**GIVEN TASK**
Wherever "Greed" appears in a line, copy that line.

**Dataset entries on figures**
....

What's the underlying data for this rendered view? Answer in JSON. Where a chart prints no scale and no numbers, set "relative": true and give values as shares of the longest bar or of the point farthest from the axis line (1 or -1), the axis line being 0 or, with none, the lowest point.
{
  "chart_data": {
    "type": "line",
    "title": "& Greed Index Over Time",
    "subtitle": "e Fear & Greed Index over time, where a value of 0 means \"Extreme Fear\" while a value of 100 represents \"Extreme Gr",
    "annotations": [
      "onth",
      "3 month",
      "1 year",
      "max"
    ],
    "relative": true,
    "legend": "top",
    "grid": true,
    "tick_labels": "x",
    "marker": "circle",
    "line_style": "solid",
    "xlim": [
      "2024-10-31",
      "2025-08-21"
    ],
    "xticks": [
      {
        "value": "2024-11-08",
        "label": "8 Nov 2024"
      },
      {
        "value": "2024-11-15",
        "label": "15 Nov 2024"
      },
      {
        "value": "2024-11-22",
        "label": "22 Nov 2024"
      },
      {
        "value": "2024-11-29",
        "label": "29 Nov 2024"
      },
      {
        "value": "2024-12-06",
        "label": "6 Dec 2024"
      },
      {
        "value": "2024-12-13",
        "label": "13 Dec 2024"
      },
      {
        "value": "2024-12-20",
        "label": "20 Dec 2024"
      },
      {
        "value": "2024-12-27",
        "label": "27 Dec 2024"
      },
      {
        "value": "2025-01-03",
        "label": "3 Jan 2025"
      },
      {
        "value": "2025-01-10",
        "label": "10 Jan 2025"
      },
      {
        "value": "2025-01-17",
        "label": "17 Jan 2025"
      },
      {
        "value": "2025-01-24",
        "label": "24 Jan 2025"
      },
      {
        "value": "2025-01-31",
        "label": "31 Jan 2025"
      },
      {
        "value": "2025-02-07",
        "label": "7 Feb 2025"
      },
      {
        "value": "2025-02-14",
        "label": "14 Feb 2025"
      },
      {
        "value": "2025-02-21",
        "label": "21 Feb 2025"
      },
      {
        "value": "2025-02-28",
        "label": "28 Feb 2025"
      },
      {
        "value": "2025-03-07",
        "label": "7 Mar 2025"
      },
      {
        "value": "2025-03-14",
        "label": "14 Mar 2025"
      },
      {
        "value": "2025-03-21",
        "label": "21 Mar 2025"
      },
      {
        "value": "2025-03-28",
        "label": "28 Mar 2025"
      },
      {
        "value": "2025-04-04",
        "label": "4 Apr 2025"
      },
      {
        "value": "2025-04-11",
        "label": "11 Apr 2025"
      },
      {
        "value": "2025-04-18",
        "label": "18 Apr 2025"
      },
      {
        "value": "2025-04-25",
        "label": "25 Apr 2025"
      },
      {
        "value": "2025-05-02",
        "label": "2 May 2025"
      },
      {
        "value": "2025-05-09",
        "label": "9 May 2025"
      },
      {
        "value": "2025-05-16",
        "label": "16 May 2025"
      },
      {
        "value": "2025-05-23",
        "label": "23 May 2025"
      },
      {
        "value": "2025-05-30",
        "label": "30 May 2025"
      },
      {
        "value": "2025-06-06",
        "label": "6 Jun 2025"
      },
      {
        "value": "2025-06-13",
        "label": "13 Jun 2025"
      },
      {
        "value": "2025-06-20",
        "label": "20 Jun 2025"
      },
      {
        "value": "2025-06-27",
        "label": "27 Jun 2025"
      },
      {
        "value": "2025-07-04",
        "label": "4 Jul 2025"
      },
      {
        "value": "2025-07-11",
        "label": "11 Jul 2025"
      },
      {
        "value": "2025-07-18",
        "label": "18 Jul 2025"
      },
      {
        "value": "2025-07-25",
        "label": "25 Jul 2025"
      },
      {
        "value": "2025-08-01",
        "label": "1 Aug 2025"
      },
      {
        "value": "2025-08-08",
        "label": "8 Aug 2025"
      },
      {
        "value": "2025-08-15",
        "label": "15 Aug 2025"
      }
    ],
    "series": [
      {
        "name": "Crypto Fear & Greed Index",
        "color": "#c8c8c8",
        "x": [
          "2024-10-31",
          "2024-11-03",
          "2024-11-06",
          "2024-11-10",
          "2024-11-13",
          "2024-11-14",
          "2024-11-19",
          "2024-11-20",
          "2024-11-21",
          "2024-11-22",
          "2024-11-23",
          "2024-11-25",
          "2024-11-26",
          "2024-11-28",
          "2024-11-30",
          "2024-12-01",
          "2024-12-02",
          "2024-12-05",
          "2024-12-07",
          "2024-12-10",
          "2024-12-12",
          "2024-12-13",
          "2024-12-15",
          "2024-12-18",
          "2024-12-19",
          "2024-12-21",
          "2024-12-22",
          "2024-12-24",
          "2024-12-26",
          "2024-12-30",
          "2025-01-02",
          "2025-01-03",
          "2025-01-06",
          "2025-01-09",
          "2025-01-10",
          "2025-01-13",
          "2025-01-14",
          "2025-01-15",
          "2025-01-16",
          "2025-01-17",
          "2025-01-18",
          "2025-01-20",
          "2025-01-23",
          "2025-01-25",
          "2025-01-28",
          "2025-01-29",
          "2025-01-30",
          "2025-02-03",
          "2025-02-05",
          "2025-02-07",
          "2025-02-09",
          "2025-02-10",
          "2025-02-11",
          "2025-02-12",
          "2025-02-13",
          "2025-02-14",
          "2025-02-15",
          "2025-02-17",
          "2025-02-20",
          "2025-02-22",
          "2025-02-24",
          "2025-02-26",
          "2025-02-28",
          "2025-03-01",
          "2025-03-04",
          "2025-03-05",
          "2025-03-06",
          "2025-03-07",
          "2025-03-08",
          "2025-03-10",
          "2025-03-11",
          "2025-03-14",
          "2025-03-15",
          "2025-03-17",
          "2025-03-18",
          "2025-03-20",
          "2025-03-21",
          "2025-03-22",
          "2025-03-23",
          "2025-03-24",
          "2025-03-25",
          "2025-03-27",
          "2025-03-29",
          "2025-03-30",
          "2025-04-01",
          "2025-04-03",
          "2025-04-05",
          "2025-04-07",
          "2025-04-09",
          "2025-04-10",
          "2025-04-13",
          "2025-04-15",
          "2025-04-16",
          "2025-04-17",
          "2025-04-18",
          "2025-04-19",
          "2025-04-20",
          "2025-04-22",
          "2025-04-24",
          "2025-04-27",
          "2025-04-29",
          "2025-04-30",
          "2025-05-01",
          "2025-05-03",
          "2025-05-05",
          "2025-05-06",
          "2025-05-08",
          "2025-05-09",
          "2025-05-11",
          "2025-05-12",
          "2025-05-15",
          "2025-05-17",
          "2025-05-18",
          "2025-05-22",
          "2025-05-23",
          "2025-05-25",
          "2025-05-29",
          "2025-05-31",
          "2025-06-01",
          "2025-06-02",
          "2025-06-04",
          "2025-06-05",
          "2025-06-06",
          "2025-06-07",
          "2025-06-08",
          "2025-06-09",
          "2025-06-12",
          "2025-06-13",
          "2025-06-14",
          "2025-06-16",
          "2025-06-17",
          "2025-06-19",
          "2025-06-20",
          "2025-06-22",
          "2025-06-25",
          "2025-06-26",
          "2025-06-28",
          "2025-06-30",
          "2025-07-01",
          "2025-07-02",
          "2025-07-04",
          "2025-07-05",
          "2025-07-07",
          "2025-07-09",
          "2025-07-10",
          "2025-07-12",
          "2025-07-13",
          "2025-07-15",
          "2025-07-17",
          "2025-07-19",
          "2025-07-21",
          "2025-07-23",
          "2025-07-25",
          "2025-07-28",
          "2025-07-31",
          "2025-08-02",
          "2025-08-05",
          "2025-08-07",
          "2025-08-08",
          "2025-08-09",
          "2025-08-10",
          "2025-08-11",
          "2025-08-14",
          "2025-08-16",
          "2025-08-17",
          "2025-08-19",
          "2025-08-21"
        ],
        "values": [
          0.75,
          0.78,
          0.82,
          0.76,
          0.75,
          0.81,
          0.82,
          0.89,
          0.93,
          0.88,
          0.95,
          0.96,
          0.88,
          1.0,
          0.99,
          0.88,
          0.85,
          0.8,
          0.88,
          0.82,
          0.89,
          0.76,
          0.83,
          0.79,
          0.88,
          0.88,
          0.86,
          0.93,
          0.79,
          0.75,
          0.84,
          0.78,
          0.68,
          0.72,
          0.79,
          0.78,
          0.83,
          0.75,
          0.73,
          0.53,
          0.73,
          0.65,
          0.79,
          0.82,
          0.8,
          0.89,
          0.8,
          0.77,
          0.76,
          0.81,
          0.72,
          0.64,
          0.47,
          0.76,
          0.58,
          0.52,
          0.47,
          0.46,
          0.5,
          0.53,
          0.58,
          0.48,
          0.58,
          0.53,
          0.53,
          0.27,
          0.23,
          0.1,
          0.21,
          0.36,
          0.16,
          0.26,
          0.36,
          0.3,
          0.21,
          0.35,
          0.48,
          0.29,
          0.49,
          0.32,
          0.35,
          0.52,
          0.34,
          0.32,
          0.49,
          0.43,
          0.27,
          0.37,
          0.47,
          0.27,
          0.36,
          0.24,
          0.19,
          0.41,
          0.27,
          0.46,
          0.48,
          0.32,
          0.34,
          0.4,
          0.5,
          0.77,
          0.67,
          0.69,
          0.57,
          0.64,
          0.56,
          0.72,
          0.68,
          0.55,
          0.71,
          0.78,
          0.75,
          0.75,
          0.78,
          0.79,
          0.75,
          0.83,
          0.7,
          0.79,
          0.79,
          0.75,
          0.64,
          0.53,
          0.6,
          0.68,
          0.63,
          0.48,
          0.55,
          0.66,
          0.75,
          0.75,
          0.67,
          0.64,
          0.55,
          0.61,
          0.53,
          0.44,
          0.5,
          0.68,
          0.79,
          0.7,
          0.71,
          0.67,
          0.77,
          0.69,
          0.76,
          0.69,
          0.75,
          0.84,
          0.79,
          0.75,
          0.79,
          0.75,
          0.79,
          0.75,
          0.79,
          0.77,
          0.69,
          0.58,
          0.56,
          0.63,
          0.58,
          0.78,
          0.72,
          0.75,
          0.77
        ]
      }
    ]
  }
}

....

**TASK RESULT**
    "title": "& Greed Index Over Time",
    "subtitle": "e Fear & Greed Index over time, where a value of 0 means \"Extreme Fear\" while a value of 100 represents \"Extreme Gr",
        "name": "Crypto Fear & Greed Index",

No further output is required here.